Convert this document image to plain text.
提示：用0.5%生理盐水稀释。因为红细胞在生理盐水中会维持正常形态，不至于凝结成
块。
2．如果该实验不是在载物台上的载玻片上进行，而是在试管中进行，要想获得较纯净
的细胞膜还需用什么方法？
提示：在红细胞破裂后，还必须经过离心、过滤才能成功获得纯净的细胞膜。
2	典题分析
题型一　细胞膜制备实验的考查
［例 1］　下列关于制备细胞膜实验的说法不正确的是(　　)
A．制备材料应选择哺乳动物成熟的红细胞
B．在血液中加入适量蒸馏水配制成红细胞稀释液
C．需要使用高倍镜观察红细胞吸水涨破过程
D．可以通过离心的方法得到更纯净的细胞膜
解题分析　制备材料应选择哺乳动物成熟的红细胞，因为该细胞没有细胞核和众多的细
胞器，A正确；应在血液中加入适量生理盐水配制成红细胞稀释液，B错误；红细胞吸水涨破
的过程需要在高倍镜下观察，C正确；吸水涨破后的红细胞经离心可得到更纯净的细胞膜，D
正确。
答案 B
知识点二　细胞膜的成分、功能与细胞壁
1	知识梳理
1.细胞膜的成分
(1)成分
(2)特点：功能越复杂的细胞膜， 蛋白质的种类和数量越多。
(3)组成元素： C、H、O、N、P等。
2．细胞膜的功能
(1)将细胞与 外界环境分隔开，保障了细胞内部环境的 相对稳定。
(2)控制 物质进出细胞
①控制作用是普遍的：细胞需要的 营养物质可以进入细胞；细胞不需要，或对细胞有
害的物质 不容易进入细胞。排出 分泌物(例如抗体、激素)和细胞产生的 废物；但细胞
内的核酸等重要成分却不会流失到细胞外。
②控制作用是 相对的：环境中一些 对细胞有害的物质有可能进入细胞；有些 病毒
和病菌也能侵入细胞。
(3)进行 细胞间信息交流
--
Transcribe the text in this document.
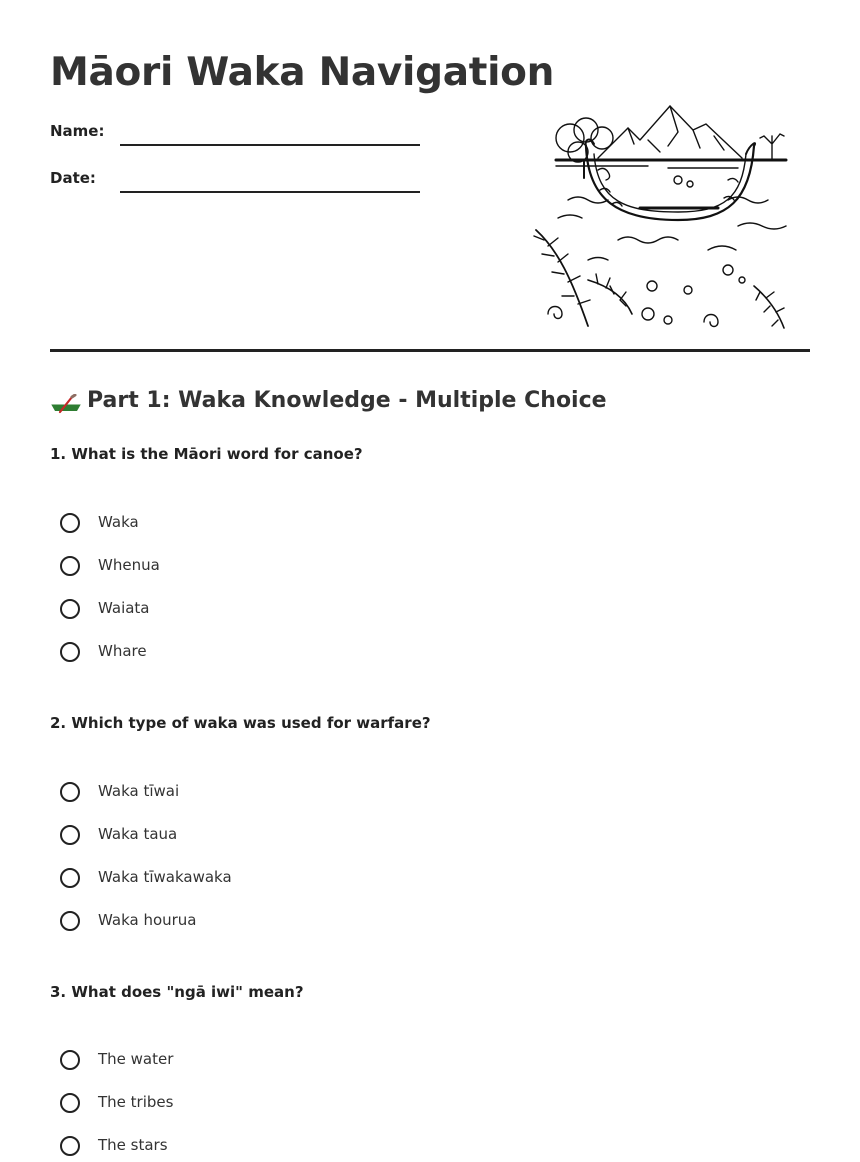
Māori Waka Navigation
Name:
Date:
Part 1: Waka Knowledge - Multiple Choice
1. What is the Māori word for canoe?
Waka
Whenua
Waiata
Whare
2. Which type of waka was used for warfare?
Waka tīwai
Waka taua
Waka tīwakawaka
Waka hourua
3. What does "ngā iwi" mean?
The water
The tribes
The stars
---
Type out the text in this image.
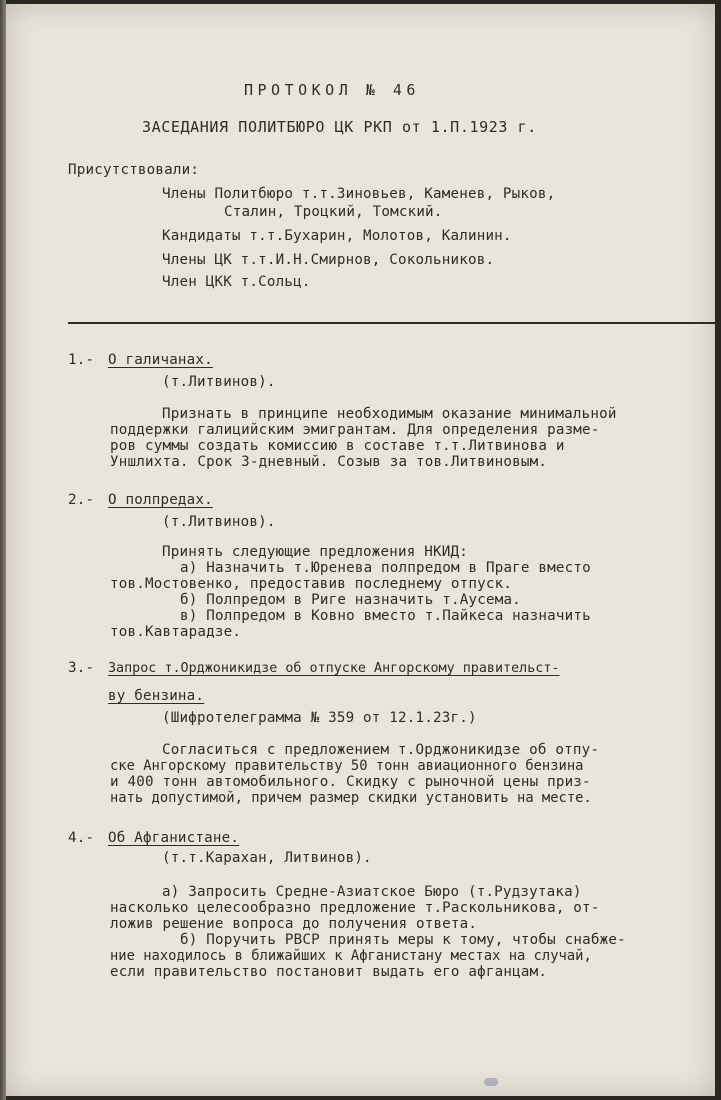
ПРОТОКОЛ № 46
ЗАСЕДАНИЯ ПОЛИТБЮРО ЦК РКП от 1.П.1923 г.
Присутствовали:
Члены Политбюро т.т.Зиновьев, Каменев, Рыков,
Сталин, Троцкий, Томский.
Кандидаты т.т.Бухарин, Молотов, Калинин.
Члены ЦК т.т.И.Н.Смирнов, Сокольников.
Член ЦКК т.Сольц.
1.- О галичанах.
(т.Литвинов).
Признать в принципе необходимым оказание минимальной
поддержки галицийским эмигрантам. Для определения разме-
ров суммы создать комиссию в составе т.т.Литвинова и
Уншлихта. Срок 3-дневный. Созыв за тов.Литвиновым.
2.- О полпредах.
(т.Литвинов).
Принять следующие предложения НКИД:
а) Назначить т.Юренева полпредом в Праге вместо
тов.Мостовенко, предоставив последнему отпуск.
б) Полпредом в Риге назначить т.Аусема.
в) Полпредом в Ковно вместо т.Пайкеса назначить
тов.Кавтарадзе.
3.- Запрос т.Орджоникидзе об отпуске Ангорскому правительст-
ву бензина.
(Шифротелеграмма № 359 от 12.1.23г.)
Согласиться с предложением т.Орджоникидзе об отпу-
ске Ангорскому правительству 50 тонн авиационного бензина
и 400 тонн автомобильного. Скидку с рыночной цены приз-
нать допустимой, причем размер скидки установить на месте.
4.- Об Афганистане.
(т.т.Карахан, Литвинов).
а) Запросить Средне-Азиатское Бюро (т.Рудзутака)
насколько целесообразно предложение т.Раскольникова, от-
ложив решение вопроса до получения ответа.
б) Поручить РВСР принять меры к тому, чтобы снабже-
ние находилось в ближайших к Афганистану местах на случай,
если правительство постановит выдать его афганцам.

What the task asks: Scan the material above for the string "тонн" and return the lines that hold it.

Answer:
ске Ангорскому правительству 50 тонн авиационного бензина
и 400 тонн автомобильного. Скидку с рыночной цены приз-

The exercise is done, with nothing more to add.